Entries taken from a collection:
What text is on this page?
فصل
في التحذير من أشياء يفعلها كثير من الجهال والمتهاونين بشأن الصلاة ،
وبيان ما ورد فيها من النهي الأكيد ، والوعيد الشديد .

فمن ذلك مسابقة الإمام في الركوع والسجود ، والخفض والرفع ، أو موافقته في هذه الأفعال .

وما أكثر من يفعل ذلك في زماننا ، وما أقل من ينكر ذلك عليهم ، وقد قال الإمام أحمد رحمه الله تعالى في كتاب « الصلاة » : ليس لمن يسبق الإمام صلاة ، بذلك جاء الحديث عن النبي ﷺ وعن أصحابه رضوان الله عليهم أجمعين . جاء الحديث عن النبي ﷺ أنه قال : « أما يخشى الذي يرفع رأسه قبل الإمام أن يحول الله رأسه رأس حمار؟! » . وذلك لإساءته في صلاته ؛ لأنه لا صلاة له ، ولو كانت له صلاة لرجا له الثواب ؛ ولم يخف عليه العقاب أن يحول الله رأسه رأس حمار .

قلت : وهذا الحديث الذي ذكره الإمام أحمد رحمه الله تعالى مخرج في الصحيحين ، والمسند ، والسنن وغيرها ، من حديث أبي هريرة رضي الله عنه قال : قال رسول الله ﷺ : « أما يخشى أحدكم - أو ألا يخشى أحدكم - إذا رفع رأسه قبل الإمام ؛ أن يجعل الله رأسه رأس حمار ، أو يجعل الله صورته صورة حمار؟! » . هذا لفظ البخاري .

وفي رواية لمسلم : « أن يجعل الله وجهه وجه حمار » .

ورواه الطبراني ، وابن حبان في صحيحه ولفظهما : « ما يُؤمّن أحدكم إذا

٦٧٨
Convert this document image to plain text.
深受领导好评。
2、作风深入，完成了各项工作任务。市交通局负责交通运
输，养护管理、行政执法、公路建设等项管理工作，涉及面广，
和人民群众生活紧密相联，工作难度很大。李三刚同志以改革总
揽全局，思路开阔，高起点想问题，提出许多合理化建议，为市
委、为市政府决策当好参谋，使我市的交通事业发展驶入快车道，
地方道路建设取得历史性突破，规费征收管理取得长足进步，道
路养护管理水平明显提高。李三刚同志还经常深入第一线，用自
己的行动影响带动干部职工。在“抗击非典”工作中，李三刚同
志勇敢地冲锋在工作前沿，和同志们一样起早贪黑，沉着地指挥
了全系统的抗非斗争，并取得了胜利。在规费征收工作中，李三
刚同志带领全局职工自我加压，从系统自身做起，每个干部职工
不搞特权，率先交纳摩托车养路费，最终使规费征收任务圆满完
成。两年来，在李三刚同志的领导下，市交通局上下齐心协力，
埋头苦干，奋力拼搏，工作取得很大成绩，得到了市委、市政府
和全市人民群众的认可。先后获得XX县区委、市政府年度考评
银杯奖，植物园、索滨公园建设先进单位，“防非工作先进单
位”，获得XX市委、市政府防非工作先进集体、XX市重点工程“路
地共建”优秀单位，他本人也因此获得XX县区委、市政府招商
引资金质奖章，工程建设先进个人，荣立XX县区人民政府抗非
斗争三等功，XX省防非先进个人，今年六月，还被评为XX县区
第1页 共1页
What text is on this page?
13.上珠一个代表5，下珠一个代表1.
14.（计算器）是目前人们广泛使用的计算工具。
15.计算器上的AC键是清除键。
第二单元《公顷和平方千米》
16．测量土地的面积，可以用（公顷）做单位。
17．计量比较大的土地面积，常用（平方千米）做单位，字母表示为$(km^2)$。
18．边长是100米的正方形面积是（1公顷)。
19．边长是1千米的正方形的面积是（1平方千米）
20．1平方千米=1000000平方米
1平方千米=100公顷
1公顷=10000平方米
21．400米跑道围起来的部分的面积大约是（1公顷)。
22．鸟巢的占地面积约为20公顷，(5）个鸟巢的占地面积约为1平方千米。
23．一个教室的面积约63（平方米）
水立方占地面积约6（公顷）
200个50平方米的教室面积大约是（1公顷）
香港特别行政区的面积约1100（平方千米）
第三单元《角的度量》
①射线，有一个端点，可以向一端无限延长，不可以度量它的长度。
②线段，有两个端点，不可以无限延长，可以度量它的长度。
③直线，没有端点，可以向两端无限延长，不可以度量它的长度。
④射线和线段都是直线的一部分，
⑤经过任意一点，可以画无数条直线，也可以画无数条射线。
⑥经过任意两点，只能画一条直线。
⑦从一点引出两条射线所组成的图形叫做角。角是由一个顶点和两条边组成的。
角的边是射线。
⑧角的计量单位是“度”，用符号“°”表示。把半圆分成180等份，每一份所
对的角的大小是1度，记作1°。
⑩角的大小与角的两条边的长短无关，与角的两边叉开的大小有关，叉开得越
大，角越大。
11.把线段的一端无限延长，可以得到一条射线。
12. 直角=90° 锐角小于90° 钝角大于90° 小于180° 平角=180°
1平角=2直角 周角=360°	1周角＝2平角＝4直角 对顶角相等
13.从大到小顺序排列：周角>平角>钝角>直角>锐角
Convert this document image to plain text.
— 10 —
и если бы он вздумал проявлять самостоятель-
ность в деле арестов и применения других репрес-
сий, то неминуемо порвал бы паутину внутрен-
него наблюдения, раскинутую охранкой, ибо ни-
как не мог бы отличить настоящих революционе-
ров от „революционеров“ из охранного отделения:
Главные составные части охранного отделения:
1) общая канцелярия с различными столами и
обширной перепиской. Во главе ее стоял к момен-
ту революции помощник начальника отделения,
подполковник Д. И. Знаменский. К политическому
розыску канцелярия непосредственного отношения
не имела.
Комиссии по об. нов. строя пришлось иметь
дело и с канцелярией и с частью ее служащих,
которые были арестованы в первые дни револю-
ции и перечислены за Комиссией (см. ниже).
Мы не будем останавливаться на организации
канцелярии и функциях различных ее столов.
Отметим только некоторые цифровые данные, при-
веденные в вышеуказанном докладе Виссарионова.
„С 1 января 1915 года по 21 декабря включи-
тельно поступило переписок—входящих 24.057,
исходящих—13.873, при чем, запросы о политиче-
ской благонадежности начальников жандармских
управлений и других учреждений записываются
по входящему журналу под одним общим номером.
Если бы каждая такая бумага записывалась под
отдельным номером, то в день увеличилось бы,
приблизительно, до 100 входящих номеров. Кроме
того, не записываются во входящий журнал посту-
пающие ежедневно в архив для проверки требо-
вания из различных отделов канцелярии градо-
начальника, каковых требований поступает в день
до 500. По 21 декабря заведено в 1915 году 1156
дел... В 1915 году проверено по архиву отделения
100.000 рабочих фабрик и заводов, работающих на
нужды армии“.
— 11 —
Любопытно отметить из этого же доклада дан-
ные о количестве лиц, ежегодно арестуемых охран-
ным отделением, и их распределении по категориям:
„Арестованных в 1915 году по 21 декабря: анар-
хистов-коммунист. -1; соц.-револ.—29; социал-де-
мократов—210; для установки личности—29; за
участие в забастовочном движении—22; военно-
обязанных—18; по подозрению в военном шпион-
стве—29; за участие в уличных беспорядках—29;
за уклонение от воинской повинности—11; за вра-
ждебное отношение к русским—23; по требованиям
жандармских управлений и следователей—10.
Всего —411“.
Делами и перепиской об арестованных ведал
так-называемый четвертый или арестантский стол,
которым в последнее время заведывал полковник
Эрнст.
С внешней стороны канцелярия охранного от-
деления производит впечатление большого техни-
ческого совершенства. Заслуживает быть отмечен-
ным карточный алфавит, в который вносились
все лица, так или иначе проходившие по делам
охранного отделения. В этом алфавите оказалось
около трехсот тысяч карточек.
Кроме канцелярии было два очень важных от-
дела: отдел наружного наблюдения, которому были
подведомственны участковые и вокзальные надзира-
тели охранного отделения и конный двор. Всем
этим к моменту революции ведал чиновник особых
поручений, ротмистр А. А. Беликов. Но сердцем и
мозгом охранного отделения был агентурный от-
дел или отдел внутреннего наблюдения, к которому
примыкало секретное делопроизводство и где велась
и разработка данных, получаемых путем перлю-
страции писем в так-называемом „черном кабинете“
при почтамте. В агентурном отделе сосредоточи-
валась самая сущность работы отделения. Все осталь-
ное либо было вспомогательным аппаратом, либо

◆ EXERCISE REQUIREMENTS:
Filter the entries and copy out every line with the word "أحدكم".

◆ FULL ANSWER:
قلت : وهذا الحديث الذي ذكره الإمام أحمد رحمه الله تعالى مخرج في الصحيحين ، والمسند ، والسنن وغيرها ، من حديث أبي هريرة رضي الله عنه قال : قال رسول الله ﷺ : « أما يخشى أحدكم - أو ألا يخشى أحدكم - إذا رفع رأسه قبل الإمام ؛ أن يجعل الله رأسه رأس حمار ، أو يجعل الله صورته صورة حمار؟! » . هذا لفظ البخاري .
ورواه الطبراني ، وابن حبان في صحيحه ولفظهما : « ما يُؤمّن أحدكم إذا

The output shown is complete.